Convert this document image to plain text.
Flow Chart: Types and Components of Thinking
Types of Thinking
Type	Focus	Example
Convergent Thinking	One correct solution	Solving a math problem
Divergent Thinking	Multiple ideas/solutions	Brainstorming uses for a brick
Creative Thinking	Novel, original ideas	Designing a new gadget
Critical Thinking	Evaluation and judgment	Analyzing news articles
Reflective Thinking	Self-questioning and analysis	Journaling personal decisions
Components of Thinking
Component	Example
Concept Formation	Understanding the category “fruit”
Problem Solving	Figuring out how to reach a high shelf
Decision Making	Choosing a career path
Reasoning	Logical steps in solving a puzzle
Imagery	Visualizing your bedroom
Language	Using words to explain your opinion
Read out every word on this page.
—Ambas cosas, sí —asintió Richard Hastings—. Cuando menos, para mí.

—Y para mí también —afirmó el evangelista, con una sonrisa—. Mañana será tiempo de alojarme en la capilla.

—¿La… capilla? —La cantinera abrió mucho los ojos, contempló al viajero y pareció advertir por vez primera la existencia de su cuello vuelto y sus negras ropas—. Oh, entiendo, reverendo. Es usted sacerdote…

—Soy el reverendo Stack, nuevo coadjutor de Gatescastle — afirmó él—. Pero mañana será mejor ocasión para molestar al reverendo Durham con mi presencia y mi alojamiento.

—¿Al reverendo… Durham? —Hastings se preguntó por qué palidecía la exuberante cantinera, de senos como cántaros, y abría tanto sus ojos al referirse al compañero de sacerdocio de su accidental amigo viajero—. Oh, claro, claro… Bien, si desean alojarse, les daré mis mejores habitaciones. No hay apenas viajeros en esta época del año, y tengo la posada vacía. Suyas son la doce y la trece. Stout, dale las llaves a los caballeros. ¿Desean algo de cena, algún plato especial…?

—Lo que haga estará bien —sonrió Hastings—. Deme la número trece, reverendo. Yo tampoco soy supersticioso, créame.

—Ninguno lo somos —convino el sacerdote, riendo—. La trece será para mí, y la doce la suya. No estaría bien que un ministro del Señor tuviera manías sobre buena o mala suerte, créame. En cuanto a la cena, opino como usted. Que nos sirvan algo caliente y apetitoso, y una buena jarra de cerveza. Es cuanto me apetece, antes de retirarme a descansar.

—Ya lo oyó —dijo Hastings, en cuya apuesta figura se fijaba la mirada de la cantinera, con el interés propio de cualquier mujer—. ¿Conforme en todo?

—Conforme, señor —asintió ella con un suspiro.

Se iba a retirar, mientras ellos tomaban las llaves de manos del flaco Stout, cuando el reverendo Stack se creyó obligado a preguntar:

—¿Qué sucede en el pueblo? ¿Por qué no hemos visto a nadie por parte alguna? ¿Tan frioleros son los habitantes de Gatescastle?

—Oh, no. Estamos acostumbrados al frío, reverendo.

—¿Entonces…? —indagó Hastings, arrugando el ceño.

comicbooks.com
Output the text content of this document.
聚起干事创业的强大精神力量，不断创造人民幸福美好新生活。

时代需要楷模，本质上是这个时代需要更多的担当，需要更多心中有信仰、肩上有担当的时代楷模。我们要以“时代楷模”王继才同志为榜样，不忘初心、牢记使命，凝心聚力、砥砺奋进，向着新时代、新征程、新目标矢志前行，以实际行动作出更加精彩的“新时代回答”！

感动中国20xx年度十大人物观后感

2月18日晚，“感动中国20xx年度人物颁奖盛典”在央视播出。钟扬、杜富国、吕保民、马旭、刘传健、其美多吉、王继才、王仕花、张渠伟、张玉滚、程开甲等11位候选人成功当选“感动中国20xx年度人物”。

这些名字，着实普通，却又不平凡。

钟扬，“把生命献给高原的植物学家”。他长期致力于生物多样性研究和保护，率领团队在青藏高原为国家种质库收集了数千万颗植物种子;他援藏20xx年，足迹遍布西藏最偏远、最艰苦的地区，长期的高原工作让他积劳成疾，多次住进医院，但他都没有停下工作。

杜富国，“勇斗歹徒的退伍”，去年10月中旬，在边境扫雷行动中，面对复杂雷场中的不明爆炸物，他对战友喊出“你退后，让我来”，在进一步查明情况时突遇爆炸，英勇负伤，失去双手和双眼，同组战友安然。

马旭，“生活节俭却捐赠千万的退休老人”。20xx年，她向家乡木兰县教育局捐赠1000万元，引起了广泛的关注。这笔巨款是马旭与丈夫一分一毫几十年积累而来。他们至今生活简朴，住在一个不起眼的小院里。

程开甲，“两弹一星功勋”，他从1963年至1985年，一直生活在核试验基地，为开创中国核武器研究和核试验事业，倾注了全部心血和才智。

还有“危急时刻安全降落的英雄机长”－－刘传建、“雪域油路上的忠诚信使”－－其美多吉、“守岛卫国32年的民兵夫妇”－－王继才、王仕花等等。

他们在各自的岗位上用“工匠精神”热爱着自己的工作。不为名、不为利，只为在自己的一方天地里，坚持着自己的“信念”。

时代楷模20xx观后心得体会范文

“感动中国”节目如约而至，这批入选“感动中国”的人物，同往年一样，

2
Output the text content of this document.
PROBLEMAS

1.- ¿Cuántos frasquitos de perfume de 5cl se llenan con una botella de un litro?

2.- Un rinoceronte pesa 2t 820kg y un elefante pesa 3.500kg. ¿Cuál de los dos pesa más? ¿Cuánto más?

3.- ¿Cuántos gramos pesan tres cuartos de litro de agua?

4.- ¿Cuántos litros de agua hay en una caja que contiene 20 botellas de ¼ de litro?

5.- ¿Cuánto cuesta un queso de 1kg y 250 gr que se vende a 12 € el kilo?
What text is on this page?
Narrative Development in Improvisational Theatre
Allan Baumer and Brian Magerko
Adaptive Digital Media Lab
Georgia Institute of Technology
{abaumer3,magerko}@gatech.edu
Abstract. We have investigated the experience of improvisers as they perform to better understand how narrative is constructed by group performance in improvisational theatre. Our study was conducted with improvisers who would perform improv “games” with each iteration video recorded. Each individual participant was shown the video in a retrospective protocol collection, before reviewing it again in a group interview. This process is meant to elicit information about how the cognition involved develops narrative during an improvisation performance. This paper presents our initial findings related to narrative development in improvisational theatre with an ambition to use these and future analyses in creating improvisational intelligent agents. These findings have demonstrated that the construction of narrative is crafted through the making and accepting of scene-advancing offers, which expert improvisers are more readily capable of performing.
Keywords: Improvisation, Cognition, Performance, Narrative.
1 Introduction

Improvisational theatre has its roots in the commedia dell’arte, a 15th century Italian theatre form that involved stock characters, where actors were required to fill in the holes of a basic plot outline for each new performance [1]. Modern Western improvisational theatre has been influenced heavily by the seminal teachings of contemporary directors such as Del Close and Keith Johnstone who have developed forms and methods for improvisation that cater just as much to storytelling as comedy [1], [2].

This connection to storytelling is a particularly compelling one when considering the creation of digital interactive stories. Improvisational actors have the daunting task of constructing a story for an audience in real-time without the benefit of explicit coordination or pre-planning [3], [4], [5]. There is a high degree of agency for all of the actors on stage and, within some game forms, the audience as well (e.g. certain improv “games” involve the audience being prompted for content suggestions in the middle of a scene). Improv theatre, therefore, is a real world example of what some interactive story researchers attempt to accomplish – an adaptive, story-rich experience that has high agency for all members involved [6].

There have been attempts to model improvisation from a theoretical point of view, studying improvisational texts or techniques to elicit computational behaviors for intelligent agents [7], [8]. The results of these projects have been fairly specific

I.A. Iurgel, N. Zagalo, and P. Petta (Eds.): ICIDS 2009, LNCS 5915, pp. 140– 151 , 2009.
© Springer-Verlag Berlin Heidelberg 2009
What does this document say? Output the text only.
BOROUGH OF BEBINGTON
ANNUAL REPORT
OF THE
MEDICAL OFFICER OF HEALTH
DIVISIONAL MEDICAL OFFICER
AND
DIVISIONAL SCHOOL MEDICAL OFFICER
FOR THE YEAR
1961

▸ TASK
Give the complete listing a second time, exactly as it reads.

▸ SOLUTION
Convert this document image to plain text.
Flow Chart: Types and Components of Thinking
Types of Thinking
Type	Focus	Example
Convergent Thinking	One correct solution	Solving a math problem
Divergent Thinking	Multiple ideas/solutions	Brainstorming uses for a brick
Creative Thinking	Novel, original ideas	Designing a new gadget
Critical Thinking	Evaluation and judgment	Analyzing news articles
Reflective Thinking	Self-questioning and analysis	Journaling personal decisions
Components of Thinking
Component	Example
Concept Formation	Understanding the category “fruit”
Problem Solving	Figuring out how to reach a high shelf
Decision Making	Choosing a career path
Reasoning	Logical steps in solving a puzzle
Imagery	Visualizing your bedroom
Language	Using words to explain your opinion
Read out every word on this page.
—Ambas cosas, sí —asintió Richard Hastings—. Cuando menos, para mí.

—Y para mí también —afirmó el evangelista, con una sonrisa—. Mañana será tiempo de alojarme en la capilla.

—¿La… capilla? —La cantinera abrió mucho los ojos, contempló al viajero y pareció advertir por vez primera la existencia de su cuello vuelto y sus negras ropas—. Oh, entiendo, reverendo. Es usted sacerdote…

—Soy el reverendo Stack, nuevo coadjutor de Gatescastle — afirmó él—. Pero mañana será mejor ocasión para molestar al reverendo Durham con mi presencia y mi alojamiento.

—¿Al reverendo… Durham? —Hastings se preguntó por qué palidecía la exuberante cantinera, de senos como cántaros, y abría tanto sus ojos al referirse al compañero de sacerdocio de su accidental amigo viajero—. Oh, claro, claro… Bien, si desean alojarse, les daré mis mejores habitaciones. No hay apenas viajeros en esta época del año, y tengo la posada vacía. Suyas son la doce y la trece. Stout, dale las llaves a los caballeros. ¿Desean algo de cena, algún plato especial…?

—Lo que haga estará bien —sonrió Hastings—. Deme la número trece, reverendo. Yo tampoco soy supersticioso, créame.

—Ninguno lo somos —convino el sacerdote, riendo—. La trece será para mí, y la doce la suya. No estaría bien que un ministro del Señor tuviera manías sobre buena o mala suerte, créame. En cuanto a la cena, opino como usted. Que nos sirvan algo caliente y apetitoso, y una buena jarra de cerveza. Es cuanto me apetece, antes de retirarme a descansar.

—Ya lo oyó —dijo Hastings, en cuya apuesta figura se fijaba la mirada de la cantinera, con el interés propio de cualquier mujer—. ¿Conforme en todo?

—Conforme, señor —asintió ella con un suspiro.

Se iba a retirar, mientras ellos tomaban las llaves de manos del flaco Stout, cuando el reverendo Stack se creyó obligado a preguntar:

—¿Qué sucede en el pueblo? ¿Por qué no hemos visto a nadie por parte alguna? ¿Tan frioleros son los habitantes de Gatescastle?

—Oh, no. Estamos acostumbrados al frío, reverendo.

—¿Entonces…? —indagó Hastings, arrugando el ceño.

comicbooks.com
Output the text content of this document.
聚起干事创业的强大精神力量，不断创造人民幸福美好新生活。

时代需要楷模，本质上是这个时代需要更多的担当，需要更多心中有信仰、肩上有担当的时代楷模。我们要以“时代楷模”王继才同志为榜样，不忘初心、牢记使命，凝心聚力、砥砺奋进，向着新时代、新征程、新目标矢志前行，以实际行动作出更加精彩的“新时代回答”！

感动中国20xx年度十大人物观后感

2月18日晚，“感动中国20xx年度人物颁奖盛典”在央视播出。钟扬、杜富国、吕保民、马旭、刘传健、其美多吉、王继才、王仕花、张渠伟、张玉滚、程开甲等11位候选人成功当选“感动中国20xx年度人物”。

这些名字，着实普通，却又不平凡。

钟扬，“把生命献给高原的植物学家”。他长期致力于生物多样性研究和保护，率领团队在青藏高原为国家种质库收集了数千万颗植物种子;他援藏20xx年，足迹遍布西藏最偏远、最艰苦的地区，长期的高原工作让他积劳成疾，多次住进医院，但他都没有停下工作。

杜富国，“勇斗歹徒的退伍”，去年10月中旬，在边境扫雷行动中，面对复杂雷场中的不明爆炸物，他对战友喊出“你退后，让我来”，在进一步查明情况时突遇爆炸，英勇负伤，失去双手和双眼，同组战友安然。

马旭，“生活节俭却捐赠千万的退休老人”。20xx年，她向家乡木兰县教育局捐赠1000万元，引起了广泛的关注。这笔巨款是马旭与丈夫一分一毫几十年积累而来。他们至今生活简朴，住在一个不起眼的小院里。

程开甲，“两弹一星功勋”，他从1963年至1985年，一直生活在核试验基地，为开创中国核武器研究和核试验事业，倾注了全部心血和才智。

还有“危急时刻安全降落的英雄机长”－－刘传建、“雪域油路上的忠诚信使”－－其美多吉、“守岛卫国32年的民兵夫妇”－－王继才、王仕花等等。

他们在各自的岗位上用“工匠精神”热爱着自己的工作。不为名、不为利，只为在自己的一方天地里，坚持着自己的“信念”。

时代楷模20xx观后心得体会范文

“感动中国”节目如约而至，这批入选“感动中国”的人物，同往年一样，

2
Output the text content of this document.
PROBLEMAS

1.- ¿Cuántos frasquitos de perfume de 5cl se llenan con una botella de un litro?

2.- Un rinoceronte pesa 2t 820kg y un elefante pesa 3.500kg. ¿Cuál de los dos pesa más? ¿Cuánto más?

3.- ¿Cuántos gramos pesan tres cuartos de litro de agua?

4.- ¿Cuántos litros de agua hay en una caja que contiene 20 botellas de ¼ de litro?

5.- ¿Cuánto cuesta un queso de 1kg y 250 gr que se vende a 12 € el kilo?
What text is on this page?
Narrative Development in Improvisational Theatre
Allan Baumer and Brian Magerko
Adaptive Digital Media Lab
Georgia Institute of Technology
{abaumer3,magerko}@gatech.edu
Abstract. We have investigated the experience of improvisers as they perform to better understand how narrative is constructed by group performance in improvisational theatre. Our study was conducted with improvisers who would perform improv “games” with each iteration video recorded. Each individual participant was shown the video in a retrospective protocol collection, before reviewing it again in a group interview. This process is meant to elicit information about how the cognition involved develops narrative during an improvisation performance. This paper presents our initial findings related to narrative development in improvisational theatre with an ambition to use these and future analyses in creating improvisational intelligent agents. These findings have demonstrated that the construction of narrative is crafted through the making and accepting of scene-advancing offers, which expert improvisers are more readily capable of performing.
Keywords: Improvisation, Cognition, Performance, Narrative.
1 Introduction

Improvisational theatre has its roots in the commedia dell’arte, a 15th century Italian theatre form that involved stock characters, where actors were required to fill in the holes of a basic plot outline for each new performance [1]. Modern Western improvisational theatre has been influenced heavily by the seminal teachings of contemporary directors such as Del Close and Keith Johnstone who have developed forms and methods for improvisation that cater just as much to storytelling as comedy [1], [2].

This connection to storytelling is a particularly compelling one when considering the creation of digital interactive stories. Improvisational actors have the daunting task of constructing a story for an audience in real-time without the benefit of explicit coordination or pre-planning [3], [4], [5]. There is a high degree of agency for all of the actors on stage and, within some game forms, the audience as well (e.g. certain improv “games” involve the audience being prompted for content suggestions in the middle of a scene). Improv theatre, therefore, is a real world example of what some interactive story researchers attempt to accomplish – an adaptive, story-rich experience that has high agency for all members involved [6].

There have been attempts to model improvisation from a theoretical point of view, studying improvisational texts or techniques to elicit computational behaviors for intelligent agents [7], [8]. The results of these projects have been fairly specific

I.A. Iurgel, N. Zagalo, and P. Petta (Eds.): ICIDS 2009, LNCS 5915, pp. 140– 151 , 2009.
© Springer-Verlag Berlin Heidelberg 2009
What does this document say? Output the text only.
BOROUGH OF BEBINGTON
ANNUAL REPORT
OF THE
MEDICAL OFFICER OF HEALTH
DIVISIONAL MEDICAL OFFICER
AND
DIVISIONAL SCHOOL MEDICAL OFFICER
FOR THE YEAR
1961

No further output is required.